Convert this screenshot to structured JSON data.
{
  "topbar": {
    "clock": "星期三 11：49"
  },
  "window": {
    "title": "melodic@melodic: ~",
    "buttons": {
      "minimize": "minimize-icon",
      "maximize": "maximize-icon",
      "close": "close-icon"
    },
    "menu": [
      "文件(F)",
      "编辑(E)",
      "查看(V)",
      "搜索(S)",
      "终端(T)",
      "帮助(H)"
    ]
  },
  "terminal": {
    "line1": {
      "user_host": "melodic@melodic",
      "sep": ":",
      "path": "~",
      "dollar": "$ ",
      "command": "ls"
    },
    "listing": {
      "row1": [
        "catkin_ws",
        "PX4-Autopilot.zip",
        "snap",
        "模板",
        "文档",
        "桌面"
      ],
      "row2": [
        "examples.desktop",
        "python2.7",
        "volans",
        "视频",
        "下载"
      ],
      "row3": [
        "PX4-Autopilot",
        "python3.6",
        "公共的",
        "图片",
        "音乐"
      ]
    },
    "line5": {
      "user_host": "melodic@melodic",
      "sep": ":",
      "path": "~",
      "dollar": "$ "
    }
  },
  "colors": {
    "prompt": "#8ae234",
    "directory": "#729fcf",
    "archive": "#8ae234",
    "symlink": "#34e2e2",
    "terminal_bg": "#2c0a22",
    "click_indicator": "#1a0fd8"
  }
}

▬▬▬▬▬▬▬▬▬▬

Check every line of the data, and copy the ones that contain "icon".

      "minimize": "minimize-icon",
      "maximize": "maximize-icon",
      "close": "close-icon"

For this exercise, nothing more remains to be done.